---------- TEXTO PROPORCIONADO

Artículo publicado en la revista «El Granito de Arena» de abril de 2014.

El viaje de todos

La ciudad se asoma al mar igual que si fuera un pájaro con sus dos alas extendidas. Cada una de sus alas es una playa y el pico es como una especie de torpedo que se hinca en el agua. El sol fluye por arriba en forma de fuente que nace en la cresta de las montañas que la rodean.

Hasta aquí hemos venido de viaje, y no hemos venido solos. Ríos de gentes pueblan las calles con algarabía muy voceada y los más atrevidos, sin duda los más jóvenes, se llegan hasta la arena y se bañan. Escuchamos que un señor le dice a la que parece ser su esposa: Ya estoy harto de visitar tiendas. Nuestra sonrisa es hermana de su queja. Aunque no nos conocemos, en el fondo sabemos que todos somos hermanos.

Un mundo más hermano
Todos somos hermanos en esta aldea cada día más global, aunque no nos hablemos, aunque solo hablemos por el móvil y escuchemos poco al otro, aunque no nos saludemos. A veces parecemos cadáveres ambulantes sin destino, aunque todos sepamos que el destino es cierto. Anoche en el hotel murió un hombre.
Murió un hombre a la vista de todos. La orquesta tocaba para la diversión de todos y un ser humano, nos pareció un hombre, se desplomó en el suelo como un castillo de arena que se cae de pronto apenas rozado por la brisa. Nada se pudo hacer por él. Nada pudieron hacer por el hombre otros hombres que apretaban su pecho con ciertos artilugios. La máxima preocupación que taladraba el ambiente más que una barrena era si después de levantar el cadáver podría seguir la diversión. La globalización, como dice Benedicto XVI, nos ha hecho más cercanos, pero no nos ha hecho más hermanos. Nosotros nos fuimos a acostar.

Líneas quebradas de la vida
La vida es siempre un viaje o muchos viajecitos en torno a un solo viaje. Es como un círculo cuya línea circundante, la circunferencia, no es del todo recta porque se compone a su vez de pequeñas líneas quebradas, pero que al final terminan siempre en círculo. El círculo es lo de dentro, nuestra superficie, la circunferencia es la línea que nos delimita.
Cada uno tenemos nuestro círculo, más grande, más pequeño; y nuestra circunferencia, más grande, más pequeña. Nosotros no sabemos de su tamaño, solo sabemos que empezamos y terminamos en el mismo punto, aunque tampoco sabemos el punto exacto en que se unen el principio y el final. El bruto de Francisco de Quevedo (bruto porque era barroco) lo definía así: De la cuna a la sepultura. Pero es cierto.
Los viajecitos son esas líneas quebradas que pretenden apartarse de nuestro destino, de nuestra real existencia, de la línea circular, que es un don concedido gratuitamente sin que nosotros hayamos intervenido para nada. Concedido por Dios, decimos los creyentes, si bien todo el mundo se entera antes o después de que es concedido.

--------------------
---------- MATERIAL PROPORCIONADO

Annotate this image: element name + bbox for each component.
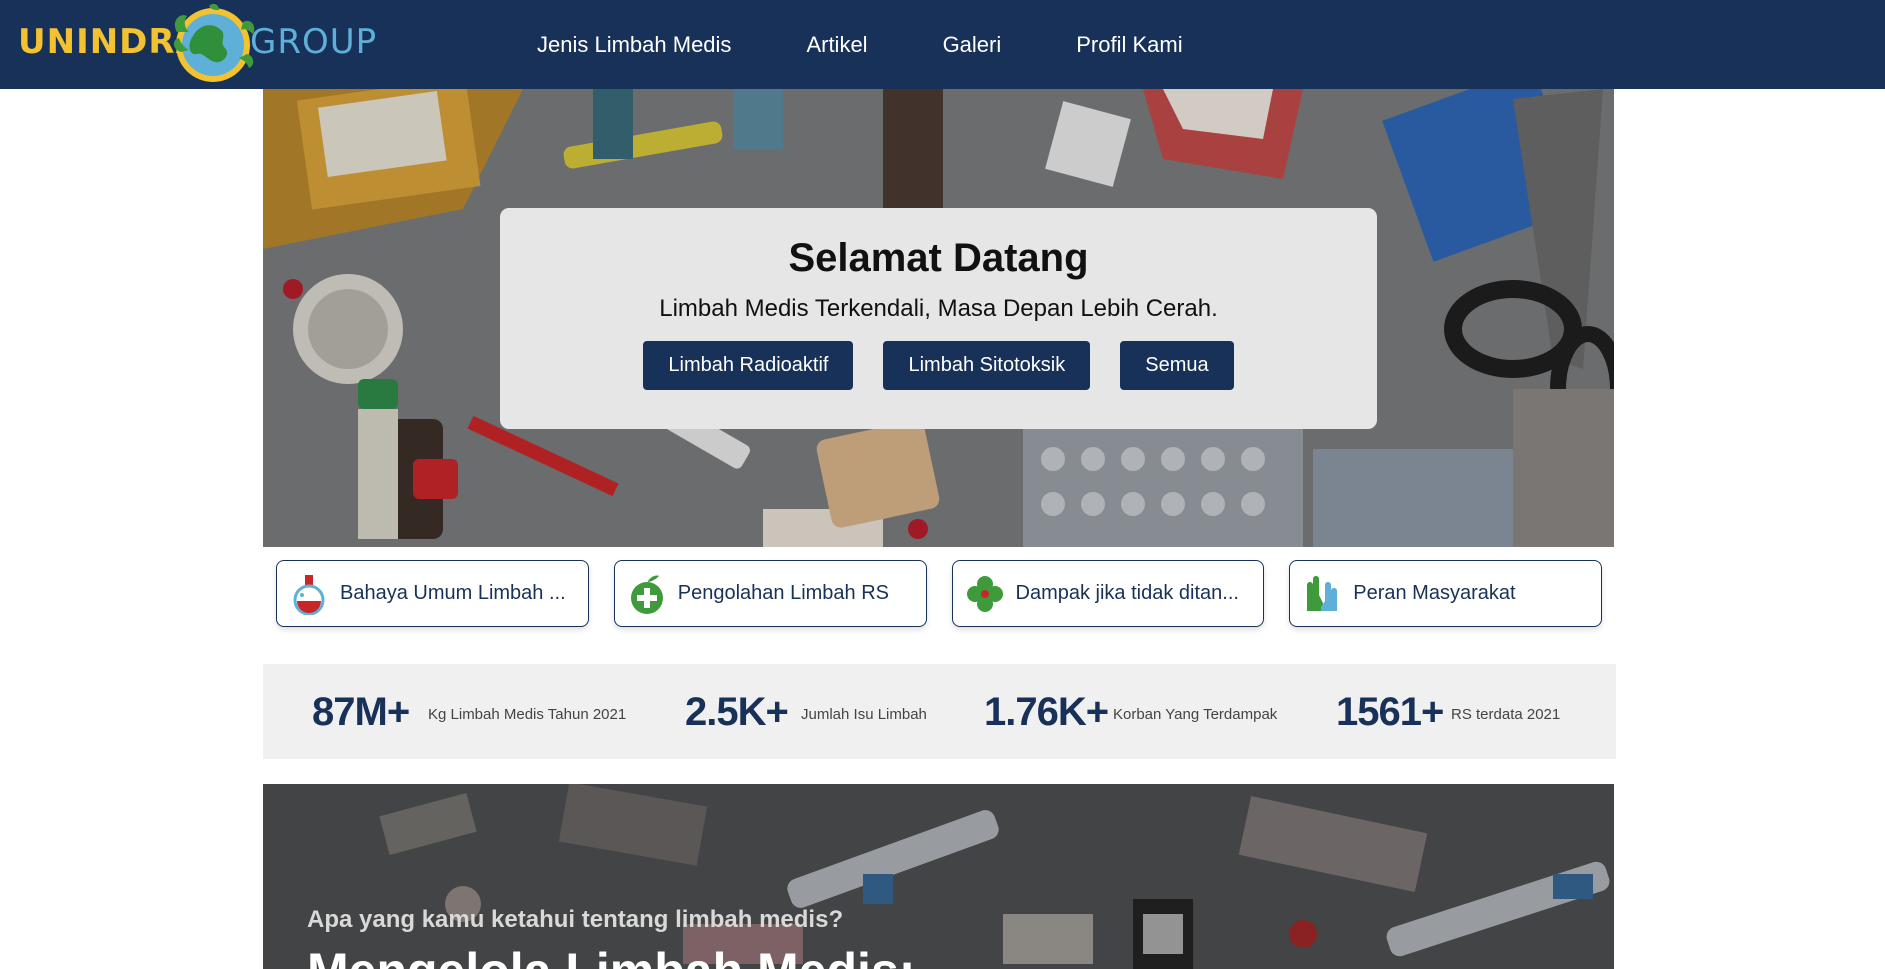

--------------------

### [INSTRUCCIONES DE LA TAREA]
Reproduce el fragmento del texto proporcionado que comienza en "Murió un hombre a" y termina en "fuimos a acostar.", cambiando "orquesta" por "banda".

### [RESPUESTA A LA TAREA]
Murió un hombre a la vista de todos. La banda tocaba para la diversión de todos y un ser humano, nos pareció un hombre, se desplomó en el suelo como un castillo de arena que se cae de pronto apenas rozado por la brisa. Nada se pudo hacer por él. Nada pudieron hacer por el hombre otros hombres que apretaban su pecho con ciertos artilugios. La máxima preocupación que taladraba el ambiente más que una barrena era si después de levantar el cadáver podría seguir la diversión. La globalización, como dice Benedicto XVI, nos ha hecho más cercanos, pero no nos ha hecho más hermanos. Nosotros nos fuimos a acostar.